* [What you should do] Copy each line exactly. Leave nothing out.

(Figure content listings)
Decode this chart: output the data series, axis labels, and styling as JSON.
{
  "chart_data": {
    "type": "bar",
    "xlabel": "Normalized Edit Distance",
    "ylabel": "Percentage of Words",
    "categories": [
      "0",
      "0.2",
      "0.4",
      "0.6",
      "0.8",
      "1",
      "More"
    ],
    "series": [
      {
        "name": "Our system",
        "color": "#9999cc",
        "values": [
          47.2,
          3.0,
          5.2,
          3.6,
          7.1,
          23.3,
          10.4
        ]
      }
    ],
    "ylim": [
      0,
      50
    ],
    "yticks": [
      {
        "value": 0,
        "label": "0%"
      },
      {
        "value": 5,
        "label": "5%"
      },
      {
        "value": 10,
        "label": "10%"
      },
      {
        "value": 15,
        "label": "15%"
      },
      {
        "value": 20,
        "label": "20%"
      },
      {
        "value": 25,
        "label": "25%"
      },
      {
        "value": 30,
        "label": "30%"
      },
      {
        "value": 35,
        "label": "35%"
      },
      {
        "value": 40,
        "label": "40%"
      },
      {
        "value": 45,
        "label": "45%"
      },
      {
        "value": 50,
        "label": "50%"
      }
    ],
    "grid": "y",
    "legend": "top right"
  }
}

* [Exercise result]
Decode this chart: output the data series, axis labels, and styling as JSON.
{
  "chart_data": {
    "type": "bar",
    "xlabel": "Normalized Edit Distance",
    "ylabel": "Percentage of Words",
    "categories": [
      "0",
      "0.2",
      "0.4",
      "0.6",
      "0.8",
      "1",
      "More"
    ],
    "series": [
      {
        "name": "Our system",
        "color": "#9999cc",
        "values": [
          47.2,
          3.0,
          5.2,
          3.6,
          7.1,
          23.3,
          10.4
        ]
      }
    ],
    "ylim": [
      0,
      50
    ],
    "yticks": [
      {
        "value": 0,
        "label": "0%"
      },
      {
        "value": 5,
        "label": "5%"
      },
      {
        "value": 10,
        "label": "10%"
      },
      {
        "value": 15,
        "label": "15%"
      },
      {
        "value": 20,
        "label": "20%"
      },
      {
        "value": 25,
        "label": "25%"
      },
      {
        "value": 30,
        "label": "30%"
      },
      {
        "value": 35,
        "label": "35%"
      },
      {
        "value": 40,
        "label": "40%"
      },
      {
        "value": 45,
        "label": "45%"
      },
      {
        "value": 50,
        "label": "50%"
      }
    ],
    "grid": "y",
    "legend": "top right"
  }
}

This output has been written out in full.